- Objective:
Rewrite these rows with "schematic" changed to "diagram" and everything else kept the same. Don't include the pictures.

--- start of Rows ---

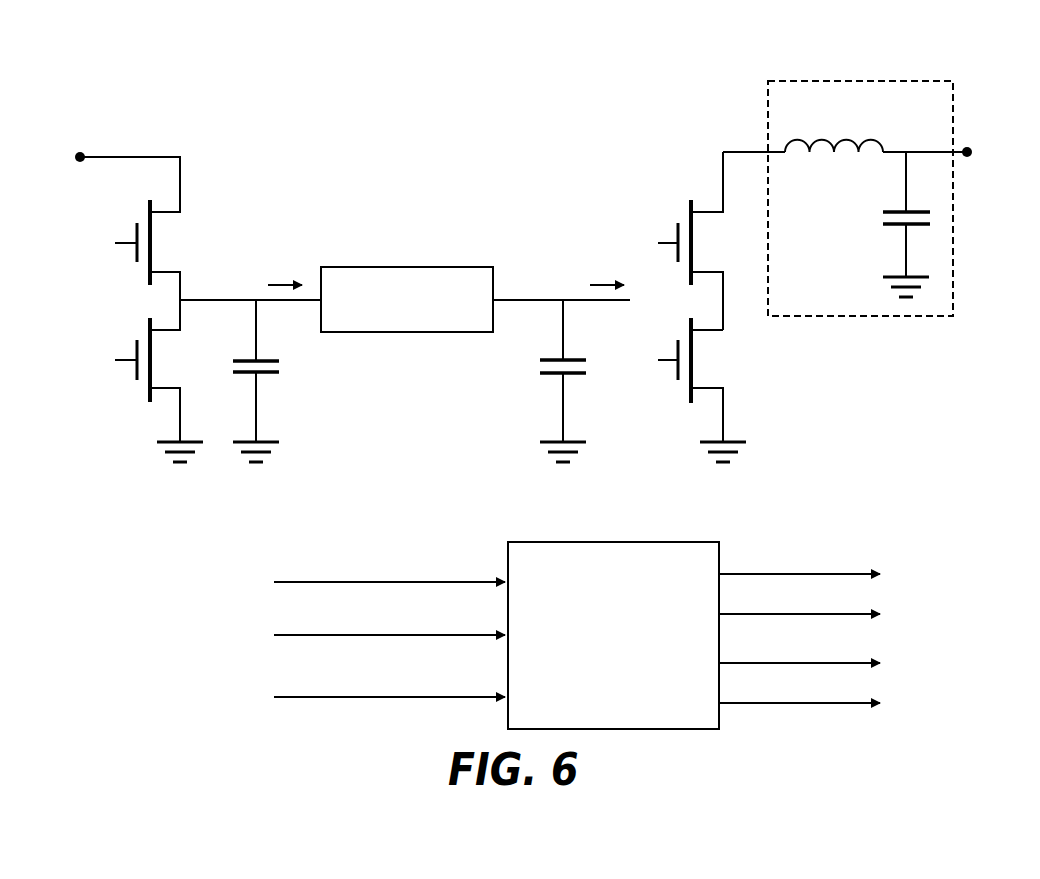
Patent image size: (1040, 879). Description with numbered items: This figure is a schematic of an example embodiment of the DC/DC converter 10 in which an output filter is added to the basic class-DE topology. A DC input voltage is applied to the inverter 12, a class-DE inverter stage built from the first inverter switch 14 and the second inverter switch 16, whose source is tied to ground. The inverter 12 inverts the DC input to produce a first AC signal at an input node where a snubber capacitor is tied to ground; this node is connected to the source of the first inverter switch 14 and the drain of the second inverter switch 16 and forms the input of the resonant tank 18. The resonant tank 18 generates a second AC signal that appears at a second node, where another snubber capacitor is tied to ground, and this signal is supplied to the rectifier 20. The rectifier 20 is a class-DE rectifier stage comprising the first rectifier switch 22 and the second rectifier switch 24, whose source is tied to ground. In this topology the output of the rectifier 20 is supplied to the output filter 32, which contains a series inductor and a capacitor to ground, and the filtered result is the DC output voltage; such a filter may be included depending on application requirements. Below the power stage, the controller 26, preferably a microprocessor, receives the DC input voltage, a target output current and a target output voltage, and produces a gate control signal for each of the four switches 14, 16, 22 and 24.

The DC/DC converter 10 is at (492, 122).
The inverter 12 is at (196, 185).
The first inverter switch 14 is at (205, 238).
The second inverter switch 16 is at (192, 375).
The resonant tank 18 is at (415, 264).
The rectifier 20 is at (689, 181).
The first rectifier switch 22 is at (733, 258).
The second rectifier switch 24 is at (755, 360).
The controller 26 is at (633, 540).
The output filter 32 is at (800, 80).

--- end of Rows ---

- Output of the task:
Patent image size: (1040, 879). Description with numbered items: This figure is a diagram of an example embodiment of the DC/DC converter 10 in which an output filter is added to the basic class-DE topology. A DC input voltage is applied to the inverter 12, a class-DE inverter stage built from the first inverter switch 14 and the second inverter switch 16, whose source is tied to ground. The inverter 12 inverts the DC input to produce a first AC signal at an input node where a snubber capacitor is tied to ground; this node is connected to the source of the first inverter switch 14 and the drain of the second inverter switch 16 and forms the input of the resonant tank 18. The resonant tank 18 generates a second AC signal that appears at a second node, where another snubber capacitor is tied to ground, and this signal is supplied to the rectifier 20. The rectifier 20 is a class-DE rectifier stage comprising the first rectifier switch 22 and the second rectifier switch 24, whose source is tied to ground. In this topology the output of the rectifier 20 is supplied to the output filter 32, which contains a series inductor and a capacitor to ground, and the filtered result is the DC output voltage; such a filter may be included depending on application requirements. Below the power stage, the controller 26, preferably a microprocessor, receives the DC input voltage, a target output current and a target output voltage, and produces a gate control signal for each of the four switches 14, 16, 22 and 24.

The DC/DC converter 10 is at (492, 122).
The inverter 12 is at (196, 185).
The first inverter switch 14 is at (205, 238).
The second inverter switch 16 is at (192, 375).
The resonant tank 18 is at (415, 264).
The rectifier 20 is at (689, 181).
The first rectifier switch 22 is at (733, 258).
The second rectifier switch 24 is at (755, 360).
The controller 26 is at (633, 540).
The output filter 32 is at (800, 80).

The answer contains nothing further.